EXERCISE INSTRUCTIONS » Print all of the data exactly.

PROVIDED RECORDS »
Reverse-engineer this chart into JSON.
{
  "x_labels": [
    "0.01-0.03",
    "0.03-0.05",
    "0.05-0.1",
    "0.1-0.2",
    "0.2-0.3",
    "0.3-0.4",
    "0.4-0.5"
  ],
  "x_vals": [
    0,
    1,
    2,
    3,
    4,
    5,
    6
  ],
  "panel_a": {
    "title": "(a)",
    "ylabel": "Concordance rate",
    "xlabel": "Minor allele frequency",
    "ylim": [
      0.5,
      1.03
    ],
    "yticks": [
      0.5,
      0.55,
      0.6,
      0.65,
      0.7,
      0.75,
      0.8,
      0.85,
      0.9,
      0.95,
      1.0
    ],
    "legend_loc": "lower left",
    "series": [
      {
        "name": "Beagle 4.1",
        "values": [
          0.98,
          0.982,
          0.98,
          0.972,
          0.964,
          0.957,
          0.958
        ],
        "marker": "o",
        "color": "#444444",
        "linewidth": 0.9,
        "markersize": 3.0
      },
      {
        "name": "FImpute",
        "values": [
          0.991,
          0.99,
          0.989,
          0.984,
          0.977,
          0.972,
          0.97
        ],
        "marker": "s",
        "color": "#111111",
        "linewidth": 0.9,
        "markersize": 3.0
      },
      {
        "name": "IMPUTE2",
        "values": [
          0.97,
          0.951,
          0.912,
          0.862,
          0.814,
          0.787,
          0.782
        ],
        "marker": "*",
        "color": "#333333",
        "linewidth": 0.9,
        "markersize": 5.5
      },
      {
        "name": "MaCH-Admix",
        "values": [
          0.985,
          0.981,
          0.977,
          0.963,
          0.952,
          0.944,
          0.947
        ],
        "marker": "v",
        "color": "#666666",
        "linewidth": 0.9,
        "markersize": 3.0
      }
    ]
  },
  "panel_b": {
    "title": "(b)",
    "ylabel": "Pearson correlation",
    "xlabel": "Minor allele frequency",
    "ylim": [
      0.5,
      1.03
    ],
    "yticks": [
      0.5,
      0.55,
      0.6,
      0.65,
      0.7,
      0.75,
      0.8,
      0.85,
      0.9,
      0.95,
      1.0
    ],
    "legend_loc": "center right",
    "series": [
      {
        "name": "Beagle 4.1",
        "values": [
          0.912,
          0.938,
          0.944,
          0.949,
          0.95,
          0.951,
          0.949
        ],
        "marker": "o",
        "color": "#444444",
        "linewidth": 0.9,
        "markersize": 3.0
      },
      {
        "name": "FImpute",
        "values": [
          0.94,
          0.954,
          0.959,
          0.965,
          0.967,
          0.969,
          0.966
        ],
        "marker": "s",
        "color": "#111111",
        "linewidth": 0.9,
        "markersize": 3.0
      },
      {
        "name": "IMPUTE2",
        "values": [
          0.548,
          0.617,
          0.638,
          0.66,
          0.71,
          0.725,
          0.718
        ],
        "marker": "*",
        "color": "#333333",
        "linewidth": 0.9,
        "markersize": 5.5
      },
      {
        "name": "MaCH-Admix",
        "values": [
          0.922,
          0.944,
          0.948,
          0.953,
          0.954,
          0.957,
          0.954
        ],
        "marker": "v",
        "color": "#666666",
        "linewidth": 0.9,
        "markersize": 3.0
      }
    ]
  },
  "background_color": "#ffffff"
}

THE OUTPUT »
Reverse-engineer this chart into JSON.
{
  "x_labels": [
    "0.01-0.03",
    "0.03-0.05",
    "0.05-0.1",
    "0.1-0.2",
    "0.2-0.3",
    "0.3-0.4",
    "0.4-0.5"
  ],
  "x_vals": [
    0,
    1,
    2,
    3,
    4,
    5,
    6
  ],
  "panel_a": {
    "title": "(a)",
    "ylabel": "Concordance rate",
    "xlabel": "Minor allele frequency",
    "ylim": [
      0.5,
      1.03
    ],
    "yticks": [
      0.5,
      0.55,
      0.6,
      0.65,
      0.7,
      0.75,
      0.8,
      0.85,
      0.9,
      0.95,
      1.0
    ],
    "legend_loc": "lower left",
    "series": [
      {
        "name": "Beagle 4.1",
        "values": [
          0.98,
          0.982,
          0.98,
          0.972,
          0.964,
          0.957,
          0.958
        ],
        "marker": "o",
        "color": "#444444",
        "linewidth": 0.9,
        "markersize": 3.0
      },
      {
        "name": "FImpute",
        "values": [
          0.991,
          0.99,
          0.989,
          0.984,
          0.977,
          0.972,
          0.97
        ],
        "marker": "s",
        "color": "#111111",
        "linewidth": 0.9,
        "markersize": 3.0
      },
      {
        "name": "IMPUTE2",
        "values": [
          0.97,
          0.951,
          0.912,
          0.862,
          0.814,
          0.787,
          0.782
        ],
        "marker": "*",
        "color": "#333333",
        "linewidth": 0.9,
        "markersize": 5.5
      },
      {
        "name": "MaCH-Admix",
        "values": [
          0.985,
          0.981,
          0.977,
          0.963,
          0.952,
          0.944,
          0.947
        ],
        "marker": "v",
        "color": "#666666",
        "linewidth": 0.9,
        "markersize": 3.0
      }
    ]
  },
  "panel_b": {
    "title": "(b)",
    "ylabel": "Pearson correlation",
    "xlabel": "Minor allele frequency",
    "ylim": [
      0.5,
      1.03
    ],
    "yticks": [
      0.5,
      0.55,
      0.6,
      0.65,
      0.7,
      0.75,
      0.8,
      0.85,
      0.9,
      0.95,
      1.0
    ],
    "legend_loc": "center right",
    "series": [
      {
        "name": "Beagle 4.1",
        "values": [
          0.912,
          0.938,
          0.944,
          0.949,
          0.95,
          0.951,
          0.949
        ],
        "marker": "o",
        "color": "#444444",
        "linewidth": 0.9,
        "markersize": 3.0
      },
      {
        "name": "FImpute",
        "values": [
          0.94,
          0.954,
          0.959,
          0.965,
          0.967,
          0.969,
          0.966
        ],
        "marker": "s",
        "color": "#111111",
        "linewidth": 0.9,
        "markersize": 3.0
      },
      {
        "name": "IMPUTE2",
        "values": [
          0.548,
          0.617,
          0.638,
          0.66,
          0.71,
          0.725,
          0.718
        ],
        "marker": "*",
        "color": "#333333",
        "linewidth": 0.9,
        "markersize": 5.5
      },
      {
        "name": "MaCH-Admix",
        "values": [
          0.922,
          0.944,
          0.948,
          0.953,
          0.954,
          0.957,
          0.954
        ],
        "marker": "v",
        "color": "#666666",
        "linewidth": 0.9,
        "markersize": 3.0
      }
    ]
  },
  "background_color": "#ffffff"
}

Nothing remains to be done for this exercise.